◆ **Data excerpts**

::::::

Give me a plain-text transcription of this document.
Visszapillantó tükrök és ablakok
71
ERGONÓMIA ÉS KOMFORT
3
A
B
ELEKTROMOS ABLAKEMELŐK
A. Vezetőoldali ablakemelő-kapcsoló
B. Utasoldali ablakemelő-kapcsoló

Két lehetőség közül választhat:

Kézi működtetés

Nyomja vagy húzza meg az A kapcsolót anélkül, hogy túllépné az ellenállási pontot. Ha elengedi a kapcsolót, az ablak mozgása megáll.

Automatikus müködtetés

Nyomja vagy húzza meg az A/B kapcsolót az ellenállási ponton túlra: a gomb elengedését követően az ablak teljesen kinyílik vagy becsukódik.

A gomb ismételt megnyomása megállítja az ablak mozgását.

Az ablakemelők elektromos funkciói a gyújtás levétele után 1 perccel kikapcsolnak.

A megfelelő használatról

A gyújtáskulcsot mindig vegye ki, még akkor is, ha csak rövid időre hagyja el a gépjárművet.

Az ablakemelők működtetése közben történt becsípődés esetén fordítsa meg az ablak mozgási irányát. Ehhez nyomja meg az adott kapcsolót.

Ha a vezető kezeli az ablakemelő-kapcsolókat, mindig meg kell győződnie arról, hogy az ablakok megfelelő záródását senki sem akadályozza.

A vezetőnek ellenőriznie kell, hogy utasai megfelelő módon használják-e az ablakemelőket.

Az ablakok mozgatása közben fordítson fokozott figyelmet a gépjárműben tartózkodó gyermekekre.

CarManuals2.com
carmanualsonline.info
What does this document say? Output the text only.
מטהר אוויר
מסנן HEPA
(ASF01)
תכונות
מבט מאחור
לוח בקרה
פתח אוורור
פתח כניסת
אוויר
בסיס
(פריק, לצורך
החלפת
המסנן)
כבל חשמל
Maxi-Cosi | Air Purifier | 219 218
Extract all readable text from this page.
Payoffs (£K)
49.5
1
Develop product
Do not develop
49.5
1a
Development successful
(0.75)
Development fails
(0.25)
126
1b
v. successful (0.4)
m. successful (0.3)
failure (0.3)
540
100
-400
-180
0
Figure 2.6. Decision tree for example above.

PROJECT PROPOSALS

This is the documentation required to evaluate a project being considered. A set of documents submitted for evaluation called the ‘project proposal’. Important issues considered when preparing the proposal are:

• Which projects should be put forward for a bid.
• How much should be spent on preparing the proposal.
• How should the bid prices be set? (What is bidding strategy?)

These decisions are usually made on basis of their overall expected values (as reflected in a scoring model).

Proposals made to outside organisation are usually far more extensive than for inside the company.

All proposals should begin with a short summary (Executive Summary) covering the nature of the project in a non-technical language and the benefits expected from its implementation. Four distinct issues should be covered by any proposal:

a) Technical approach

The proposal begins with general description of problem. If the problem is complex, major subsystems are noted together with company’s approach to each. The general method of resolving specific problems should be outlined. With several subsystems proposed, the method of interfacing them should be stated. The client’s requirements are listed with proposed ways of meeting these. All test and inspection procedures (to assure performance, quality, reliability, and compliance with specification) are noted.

::::::

◆ **Task to complete**
Track down every line of the material containing the string "megfelelő", and copy it.

◆ **Output**
A megfelelő használatról
Ha a vezető kezeli az ablakemelő-kapcsolókat, mindig meg kell győződnie arról, hogy az ablakok megfelelő záródását senki sem akadályozza.
A vezetőnek ellenőriznie kell, hogy utasai megfelelő módon használják-e az ablakemelőket.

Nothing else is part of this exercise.